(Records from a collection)
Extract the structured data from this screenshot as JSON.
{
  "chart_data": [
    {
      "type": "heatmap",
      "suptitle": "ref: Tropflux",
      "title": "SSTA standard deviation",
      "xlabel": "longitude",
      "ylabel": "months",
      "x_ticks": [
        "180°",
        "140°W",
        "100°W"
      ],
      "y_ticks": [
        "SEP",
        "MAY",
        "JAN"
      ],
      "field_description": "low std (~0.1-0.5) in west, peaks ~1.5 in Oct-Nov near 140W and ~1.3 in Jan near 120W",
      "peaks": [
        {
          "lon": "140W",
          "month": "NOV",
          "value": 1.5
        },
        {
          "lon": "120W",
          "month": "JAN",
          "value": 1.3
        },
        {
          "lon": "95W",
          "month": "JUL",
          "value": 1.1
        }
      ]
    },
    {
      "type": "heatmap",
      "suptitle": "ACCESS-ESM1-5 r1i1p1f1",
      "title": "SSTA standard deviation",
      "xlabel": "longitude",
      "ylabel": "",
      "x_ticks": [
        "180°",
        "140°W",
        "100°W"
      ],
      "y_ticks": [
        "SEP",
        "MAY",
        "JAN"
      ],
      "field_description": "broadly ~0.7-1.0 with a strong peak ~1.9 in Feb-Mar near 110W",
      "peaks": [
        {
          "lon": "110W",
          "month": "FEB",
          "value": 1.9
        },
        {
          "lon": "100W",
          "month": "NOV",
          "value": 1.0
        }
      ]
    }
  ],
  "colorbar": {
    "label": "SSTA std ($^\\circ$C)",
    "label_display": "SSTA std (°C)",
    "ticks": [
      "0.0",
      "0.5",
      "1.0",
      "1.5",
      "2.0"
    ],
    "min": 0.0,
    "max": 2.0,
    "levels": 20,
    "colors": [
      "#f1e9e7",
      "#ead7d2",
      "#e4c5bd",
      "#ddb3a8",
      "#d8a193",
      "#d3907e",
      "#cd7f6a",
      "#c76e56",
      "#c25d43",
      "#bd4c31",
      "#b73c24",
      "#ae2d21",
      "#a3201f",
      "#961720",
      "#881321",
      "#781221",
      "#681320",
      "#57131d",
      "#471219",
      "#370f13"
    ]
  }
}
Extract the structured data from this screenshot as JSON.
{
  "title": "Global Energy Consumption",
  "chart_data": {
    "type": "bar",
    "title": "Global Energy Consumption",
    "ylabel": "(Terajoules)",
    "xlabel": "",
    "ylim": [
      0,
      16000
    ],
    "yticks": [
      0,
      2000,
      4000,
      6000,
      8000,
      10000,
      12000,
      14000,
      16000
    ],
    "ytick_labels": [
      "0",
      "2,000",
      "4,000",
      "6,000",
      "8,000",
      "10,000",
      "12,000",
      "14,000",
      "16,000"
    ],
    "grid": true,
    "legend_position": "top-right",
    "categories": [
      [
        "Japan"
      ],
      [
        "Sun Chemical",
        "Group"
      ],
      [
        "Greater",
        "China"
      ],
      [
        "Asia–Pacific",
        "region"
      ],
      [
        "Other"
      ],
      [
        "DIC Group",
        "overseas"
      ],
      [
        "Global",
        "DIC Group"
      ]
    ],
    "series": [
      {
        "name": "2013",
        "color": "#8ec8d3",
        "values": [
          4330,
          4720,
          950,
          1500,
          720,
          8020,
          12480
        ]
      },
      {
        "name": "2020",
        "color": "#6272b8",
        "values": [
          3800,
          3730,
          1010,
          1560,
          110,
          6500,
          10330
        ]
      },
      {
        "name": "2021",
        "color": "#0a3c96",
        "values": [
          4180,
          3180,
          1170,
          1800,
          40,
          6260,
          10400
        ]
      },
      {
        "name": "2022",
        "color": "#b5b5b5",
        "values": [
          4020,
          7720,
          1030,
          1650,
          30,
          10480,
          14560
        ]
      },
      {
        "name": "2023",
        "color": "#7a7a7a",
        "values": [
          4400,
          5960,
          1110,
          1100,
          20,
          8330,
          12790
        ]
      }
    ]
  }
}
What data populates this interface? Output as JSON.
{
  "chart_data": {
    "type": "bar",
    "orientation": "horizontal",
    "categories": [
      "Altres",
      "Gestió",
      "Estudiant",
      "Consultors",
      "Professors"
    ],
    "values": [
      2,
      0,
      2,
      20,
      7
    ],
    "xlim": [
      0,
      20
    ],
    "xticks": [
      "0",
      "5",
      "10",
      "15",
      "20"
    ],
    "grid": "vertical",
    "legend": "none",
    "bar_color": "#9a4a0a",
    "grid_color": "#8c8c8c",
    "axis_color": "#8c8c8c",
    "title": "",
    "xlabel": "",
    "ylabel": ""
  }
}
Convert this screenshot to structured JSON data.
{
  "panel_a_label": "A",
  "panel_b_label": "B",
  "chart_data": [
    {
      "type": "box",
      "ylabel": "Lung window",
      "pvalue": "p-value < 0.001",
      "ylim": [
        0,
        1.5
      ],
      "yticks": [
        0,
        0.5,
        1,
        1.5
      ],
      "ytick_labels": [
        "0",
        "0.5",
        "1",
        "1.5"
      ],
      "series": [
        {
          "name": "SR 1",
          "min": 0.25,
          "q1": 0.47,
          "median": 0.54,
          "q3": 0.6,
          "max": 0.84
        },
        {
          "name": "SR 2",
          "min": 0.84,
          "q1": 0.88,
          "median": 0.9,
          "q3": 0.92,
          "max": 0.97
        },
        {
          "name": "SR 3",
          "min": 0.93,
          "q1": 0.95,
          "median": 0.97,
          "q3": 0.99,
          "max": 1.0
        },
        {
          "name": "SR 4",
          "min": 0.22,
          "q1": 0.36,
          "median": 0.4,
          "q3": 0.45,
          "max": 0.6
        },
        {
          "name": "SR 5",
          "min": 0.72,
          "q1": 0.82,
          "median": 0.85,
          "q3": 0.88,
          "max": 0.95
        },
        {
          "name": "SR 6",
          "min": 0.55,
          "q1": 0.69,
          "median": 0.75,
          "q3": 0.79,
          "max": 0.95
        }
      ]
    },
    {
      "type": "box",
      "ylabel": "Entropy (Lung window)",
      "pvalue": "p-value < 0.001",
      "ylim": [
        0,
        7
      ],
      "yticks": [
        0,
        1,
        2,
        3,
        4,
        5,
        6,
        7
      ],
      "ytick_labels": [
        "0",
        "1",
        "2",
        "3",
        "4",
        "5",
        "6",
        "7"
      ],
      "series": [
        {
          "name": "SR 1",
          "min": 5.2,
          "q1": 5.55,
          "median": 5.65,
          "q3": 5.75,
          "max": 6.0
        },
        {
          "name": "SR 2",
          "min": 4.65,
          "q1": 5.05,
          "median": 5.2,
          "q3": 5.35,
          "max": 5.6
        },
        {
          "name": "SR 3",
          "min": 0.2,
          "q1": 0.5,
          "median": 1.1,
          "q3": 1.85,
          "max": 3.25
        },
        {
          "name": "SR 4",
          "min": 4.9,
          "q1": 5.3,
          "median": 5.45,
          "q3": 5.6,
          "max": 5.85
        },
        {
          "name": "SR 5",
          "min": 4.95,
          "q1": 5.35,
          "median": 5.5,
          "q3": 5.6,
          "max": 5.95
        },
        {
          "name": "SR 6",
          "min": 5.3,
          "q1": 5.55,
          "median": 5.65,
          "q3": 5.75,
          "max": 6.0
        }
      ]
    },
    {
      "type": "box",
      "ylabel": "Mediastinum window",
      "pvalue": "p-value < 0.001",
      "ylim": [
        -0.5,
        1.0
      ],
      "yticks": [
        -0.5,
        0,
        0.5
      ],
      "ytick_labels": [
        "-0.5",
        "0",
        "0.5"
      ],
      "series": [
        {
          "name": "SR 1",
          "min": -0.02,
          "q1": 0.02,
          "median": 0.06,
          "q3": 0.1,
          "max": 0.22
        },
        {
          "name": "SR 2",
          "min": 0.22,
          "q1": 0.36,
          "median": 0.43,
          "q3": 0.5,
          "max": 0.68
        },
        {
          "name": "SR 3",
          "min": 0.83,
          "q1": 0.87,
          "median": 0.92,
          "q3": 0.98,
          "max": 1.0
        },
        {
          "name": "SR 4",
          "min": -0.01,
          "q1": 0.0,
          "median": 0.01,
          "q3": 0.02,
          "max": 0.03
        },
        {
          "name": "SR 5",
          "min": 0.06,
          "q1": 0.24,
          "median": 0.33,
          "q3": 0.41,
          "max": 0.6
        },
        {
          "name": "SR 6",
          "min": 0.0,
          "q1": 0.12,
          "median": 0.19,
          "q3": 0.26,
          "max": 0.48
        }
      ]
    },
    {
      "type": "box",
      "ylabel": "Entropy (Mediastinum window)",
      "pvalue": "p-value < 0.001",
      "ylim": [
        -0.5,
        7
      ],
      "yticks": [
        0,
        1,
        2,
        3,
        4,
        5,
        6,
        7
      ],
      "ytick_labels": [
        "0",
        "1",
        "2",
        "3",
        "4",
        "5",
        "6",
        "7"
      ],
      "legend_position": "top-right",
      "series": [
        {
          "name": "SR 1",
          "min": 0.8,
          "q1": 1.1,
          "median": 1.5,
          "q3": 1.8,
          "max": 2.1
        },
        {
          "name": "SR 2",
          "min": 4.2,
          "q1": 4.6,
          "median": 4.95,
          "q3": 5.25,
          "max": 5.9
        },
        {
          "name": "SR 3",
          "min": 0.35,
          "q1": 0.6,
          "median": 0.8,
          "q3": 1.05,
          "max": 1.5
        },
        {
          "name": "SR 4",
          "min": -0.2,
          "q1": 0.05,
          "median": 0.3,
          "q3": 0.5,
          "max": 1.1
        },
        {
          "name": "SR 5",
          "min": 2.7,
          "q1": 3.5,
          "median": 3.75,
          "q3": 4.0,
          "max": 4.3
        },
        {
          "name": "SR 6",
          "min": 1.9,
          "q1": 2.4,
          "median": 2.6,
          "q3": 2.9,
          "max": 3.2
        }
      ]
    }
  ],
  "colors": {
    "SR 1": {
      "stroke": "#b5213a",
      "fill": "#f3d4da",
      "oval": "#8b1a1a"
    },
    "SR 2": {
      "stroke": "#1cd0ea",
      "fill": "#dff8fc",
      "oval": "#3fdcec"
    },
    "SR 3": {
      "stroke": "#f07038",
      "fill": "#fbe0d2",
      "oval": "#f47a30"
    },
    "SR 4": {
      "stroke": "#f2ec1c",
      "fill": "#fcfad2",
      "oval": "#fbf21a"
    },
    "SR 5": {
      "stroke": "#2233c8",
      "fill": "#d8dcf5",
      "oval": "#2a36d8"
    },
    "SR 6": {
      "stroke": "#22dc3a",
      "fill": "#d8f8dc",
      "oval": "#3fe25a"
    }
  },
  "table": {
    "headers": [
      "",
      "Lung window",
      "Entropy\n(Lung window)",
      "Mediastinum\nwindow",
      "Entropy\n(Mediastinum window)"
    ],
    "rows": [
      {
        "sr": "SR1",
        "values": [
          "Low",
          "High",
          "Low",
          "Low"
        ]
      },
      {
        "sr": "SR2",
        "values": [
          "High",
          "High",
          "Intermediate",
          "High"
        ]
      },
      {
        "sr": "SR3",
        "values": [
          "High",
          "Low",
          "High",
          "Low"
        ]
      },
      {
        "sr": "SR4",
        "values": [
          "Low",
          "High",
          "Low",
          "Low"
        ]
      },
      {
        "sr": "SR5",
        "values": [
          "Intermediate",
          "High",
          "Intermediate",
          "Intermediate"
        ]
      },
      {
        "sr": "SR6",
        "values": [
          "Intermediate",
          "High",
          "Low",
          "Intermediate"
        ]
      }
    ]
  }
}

Given task
Write down only how many lines in the listing contain the word "right".

Full answer
2